STATED EXERCISE
Leave out the pictures and copy the remaining records exactly.

═══ RECORDED INFORMATION ═══

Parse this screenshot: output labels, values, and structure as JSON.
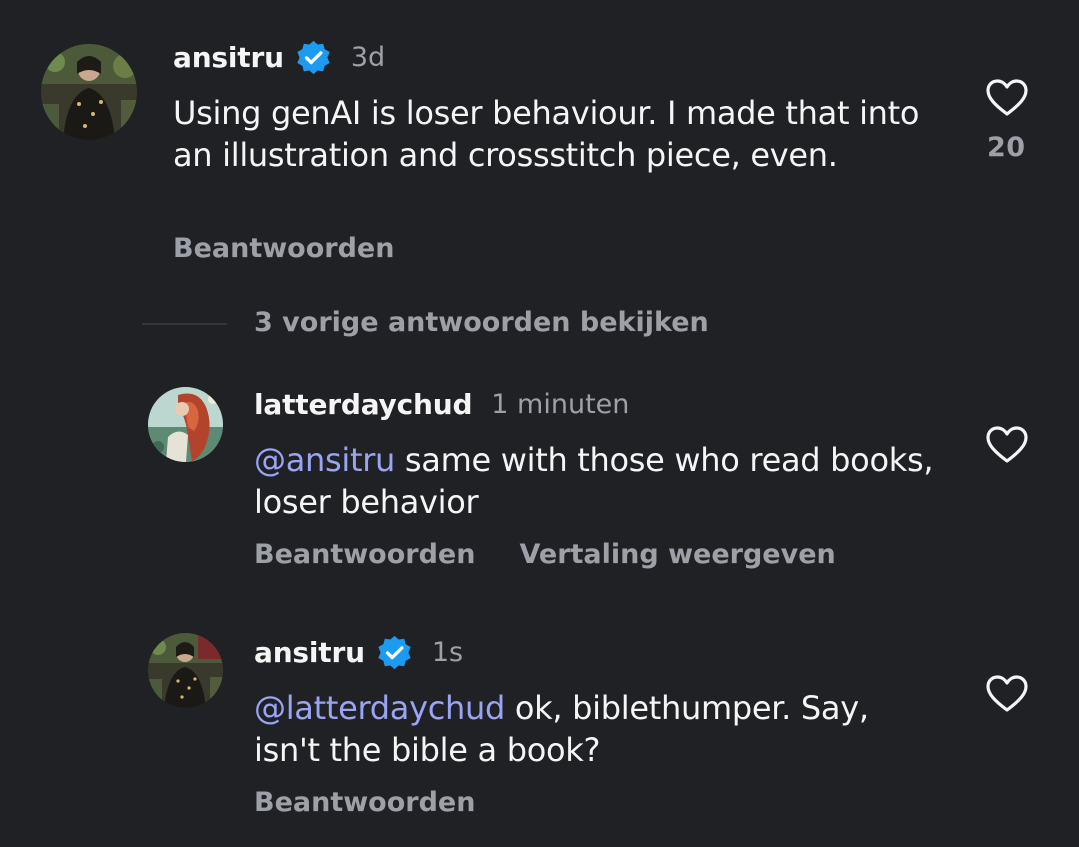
{
  "comments": [
    {
      "username": "ansitru",
      "verified": true,
      "time": "3d",
      "text": "Using genAI is loser behaviour. I made that into an illustration and crossstitch piece, even.",
      "reply_label": "Beantwoorden",
      "likes": "20",
      "like_icon": "heart-outline-icon",
      "avatar_icon": "profile-photo"
    },
    {
      "username": "latterdaychud",
      "verified": false,
      "time": "1 minuten",
      "mention": "@ansitru",
      "text": " same with those who read books, loser behavior",
      "reply_label": "Beantwoorden",
      "translate_label": "Vertaling weergeven",
      "like_icon": "heart-outline-icon",
      "avatar_icon": "profile-photo"
    },
    {
      "username": "ansitru",
      "verified": true,
      "time": "1s",
      "mention": "@latterdaychud",
      "text": " ok, biblethumper. Say, isn't the bible a book?",
      "reply_label": "Beantwoorden",
      "like_icon": "heart-outline-icon",
      "avatar_icon": "profile-photo"
    }
  ],
  "view_previous_replies": "3 vorige antwoorden bekijken",
  "colors": {
    "background": "#202125",
    "text": "#f5f5f5",
    "muted": "#9da0a6",
    "mention": "#9aa4f4",
    "verified": "#1d9bf0"
  }
}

═══

RESULT OF THIS EXERCISE
Parse this screenshot: output labels, values, and structure as JSON.
{
  "comments": [
    {
      "username": "ansitru",
      "verified": true,
      "time": "3d",
      "text": "Using genAI is loser behaviour. I made that into an illustration and crossstitch piece, even.",
      "reply_label": "Beantwoorden",
      "likes": "20",
      "like_icon": "heart-outline-icon",
      "avatar_icon": "profile-photo"
    },
    {
      "username": "latterdaychud",
      "verified": false,
      "time": "1 minuten",
      "mention": "@ansitru",
      "text": " same with those who read books, loser behavior",
      "reply_label": "Beantwoorden",
      "translate_label": "Vertaling weergeven",
      "like_icon": "heart-outline-icon",
      "avatar_icon": "profile-photo"
    },
    {
      "username": "ansitru",
      "verified": true,
      "time": "1s",
      "mention": "@latterdaychud",
      "text": " ok, biblethumper. Say, isn't the bible a book?",
      "reply_label": "Beantwoorden",
      "like_icon": "heart-outline-icon",
      "avatar_icon": "profile-photo"
    }
  ],
  "view_previous_replies": "3 vorige antwoorden bekijken",
  "colors": {
    "background": "#202125",
    "text": "#f5f5f5",
    "muted": "#9da0a6",
    "mention": "#9aa4f4",
    "verified": "#1d9bf0"
  }
}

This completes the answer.